> _Direction_
Set the listing down again in full, word for word, with the pictures left out.

> _Input records_

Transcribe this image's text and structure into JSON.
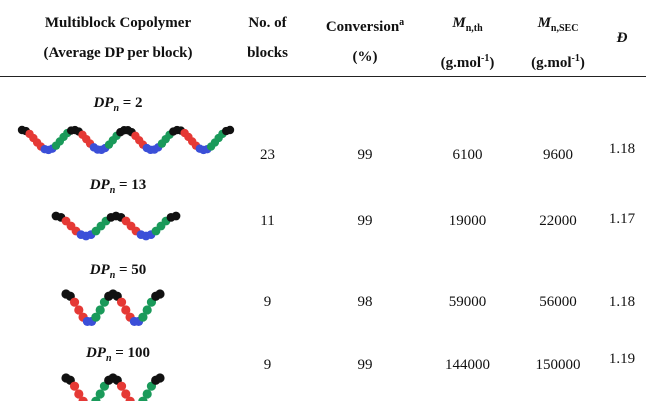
{
  "table": {
    "header": [
      {
        "line1": "Multiblock Copolymer",
        "line2": "(Average DP per block)"
      },
      {
        "line1": "No. of",
        "line2": "blocks"
      },
      {
        "line1": "Conversion",
        "sup": "a",
        "line2": "(%)"
      },
      {
        "symbol": "M",
        "sub": "n,th",
        "unit": "(g.mol",
        "unit_sup": "-1",
        "unit_end": ")"
      },
      {
        "symbol": "M",
        "sub": "n,SEC",
        "unit": "(g.mol",
        "unit_sup": "-1",
        "unit_end": ")"
      },
      {
        "symbol": "Đ"
      }
    ],
    "rows": [
      {
        "dp_symbol": "DP",
        "dp_sub": "n",
        "dp_text": "= 2",
        "cells": [
          "23",
          "99",
          "6100",
          "9600",
          "1.18"
        ]
      },
      {
        "dp_symbol": "DP",
        "dp_sub": "n",
        "dp_text": "= 13",
        "cells": [
          "11",
          "99",
          "19000",
          "22000",
          "1.17"
        ]
      },
      {
        "dp_symbol": "DP",
        "dp_sub": "n",
        "dp_text": "= 50",
        "cells": [
          "9",
          "98",
          "59000",
          "56000",
          "1.18"
        ]
      },
      {
        "dp_symbol": "DP",
        "dp_sub": "n",
        "dp_text": "= 100",
        "cells": [
          "9",
          "99",
          "144000",
          "150000",
          "1.19"
        ]
      }
    ]
  }
}
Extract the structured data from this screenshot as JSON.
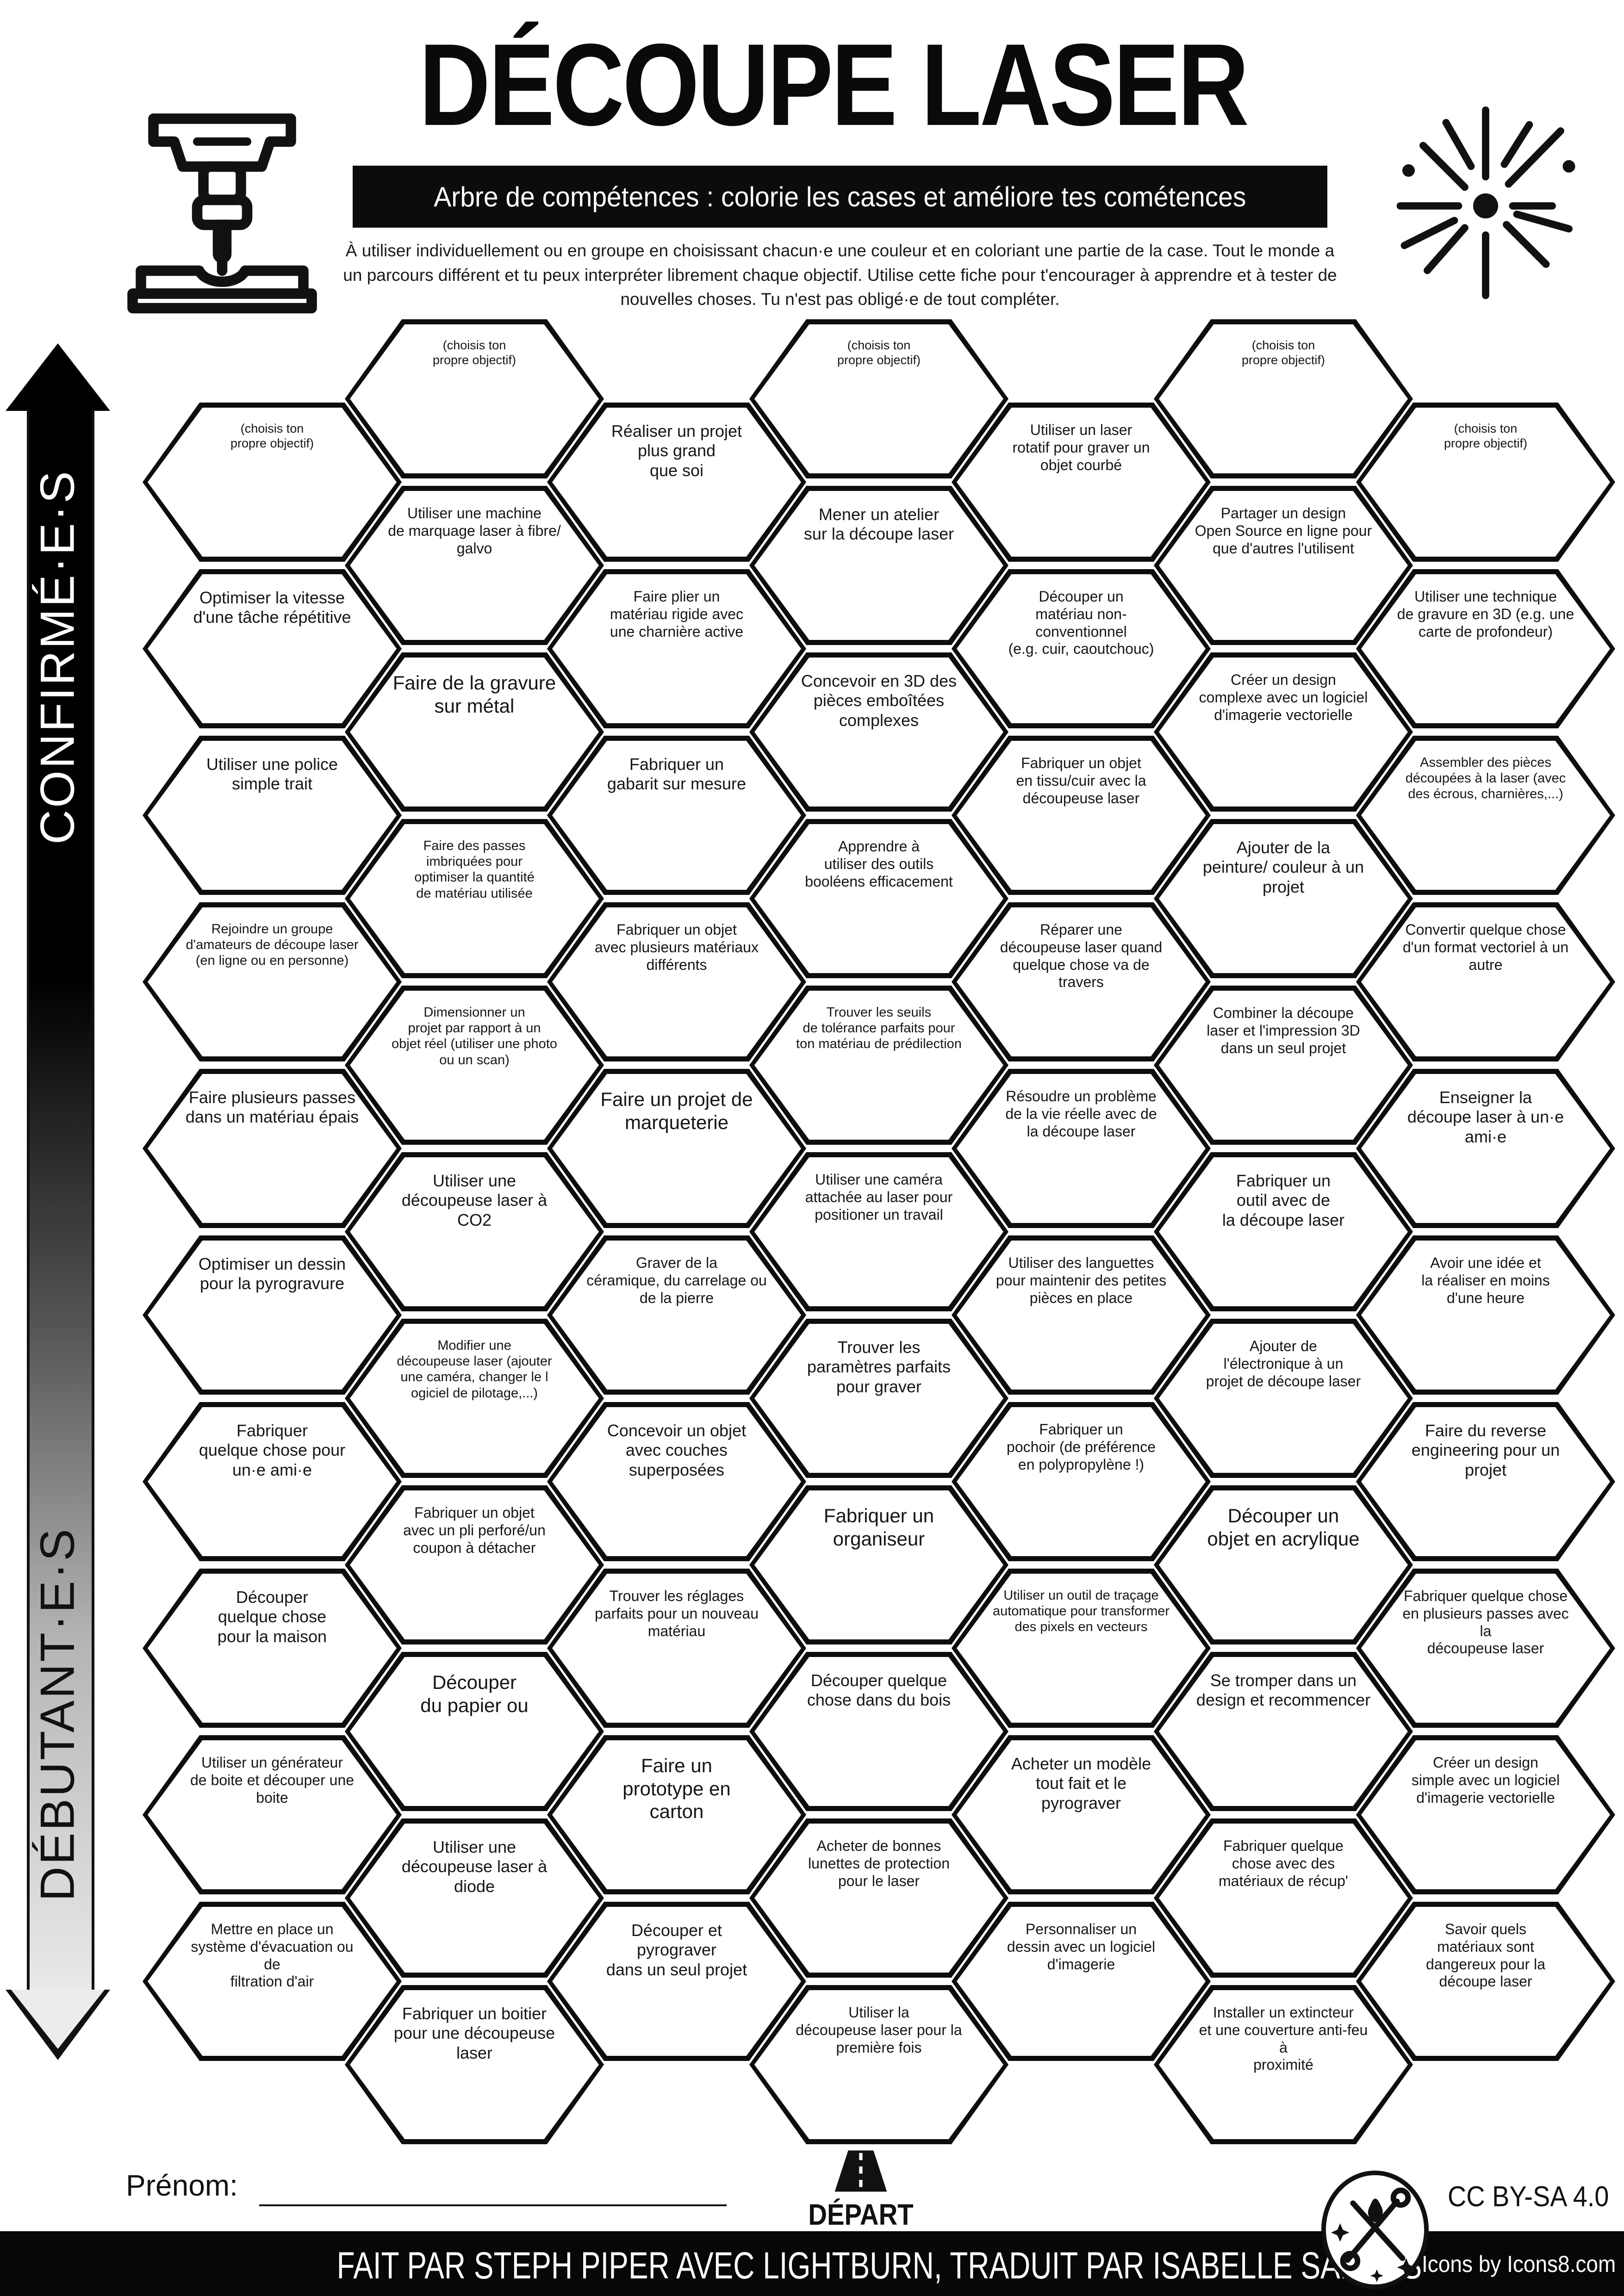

> _Correct response_
Transcribe this image's text and structure into JSON.
{
  "table": {
    "header": [
      {
        "line1": "Multiblock Copolymer",
        "line2": "(Average DP per block)"
      },
      {
        "line1": "No. of",
        "line2": "blocks"
      },
      {
        "line1": "Conversion",
        "sup": "a",
        "line2": "(%)"
      },
      {
        "symbol": "M",
        "sub": "n,th",
        "unit": "(g.mol",
        "unit_sup": "-1",
        "unit_end": ")"
      },
      {
        "symbol": "M",
        "sub": "n,SEC",
        "unit": "(g.mol",
        "unit_sup": "-1",
        "unit_end": ")"
      },
      {
        "symbol": "Đ"
      }
    ],
    "rows": [
      {
        "dp_symbol": "DP",
        "dp_sub": "n",
        "dp_text": "= 2",
        "cells": [
          "23",
          "99",
          "6100",
          "9600",
          "1.18"
        ]
      },
      {
        "dp_symbol": "DP",
        "dp_sub": "n",
        "dp_text": "= 13",
        "cells": [
          "11",
          "99",
          "19000",
          "22000",
          "1.17"
        ]
      },
      {
        "dp_symbol": "DP",
        "dp_sub": "n",
        "dp_text": "= 50",
        "cells": [
          "9",
          "98",
          "59000",
          "56000",
          "1.18"
        ]
      },
      {
        "dp_symbol": "DP",
        "dp_sub": "n",
        "dp_text": "= 100",
        "cells": [
          "9",
          "99",
          "144000",
          "150000",
          "1.19"
        ]
      }
    ]
  }
}
Extract the structured data from this screenshot as JSON.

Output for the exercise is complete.